- Supplied information:
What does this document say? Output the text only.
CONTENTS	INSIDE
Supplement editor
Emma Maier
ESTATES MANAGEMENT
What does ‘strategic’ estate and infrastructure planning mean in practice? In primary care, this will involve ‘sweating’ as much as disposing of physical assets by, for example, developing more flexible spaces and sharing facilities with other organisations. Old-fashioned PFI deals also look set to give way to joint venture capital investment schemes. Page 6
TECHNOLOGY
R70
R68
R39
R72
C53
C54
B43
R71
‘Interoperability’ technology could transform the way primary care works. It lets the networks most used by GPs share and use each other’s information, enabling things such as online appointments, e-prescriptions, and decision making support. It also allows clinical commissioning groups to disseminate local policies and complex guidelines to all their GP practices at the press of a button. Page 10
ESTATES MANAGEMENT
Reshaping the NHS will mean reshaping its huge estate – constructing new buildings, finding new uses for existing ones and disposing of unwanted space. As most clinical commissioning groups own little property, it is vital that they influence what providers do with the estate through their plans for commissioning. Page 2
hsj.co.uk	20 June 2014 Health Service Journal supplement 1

- Objective: Select every line of the records holding the string "does".

- Answer to the task:
What does this document say? Output the text only.
What does ‘strategic’ estate and infrastructure planning mean in practice? In primary care, this will involve ‘sweating’ as much as disposing of physical assets by, for example, developing more flexible spaces and sharing facilities with other organisations. Old-fashioned PFI deals also look set to give way to joint venture capital investment schemes. Page 6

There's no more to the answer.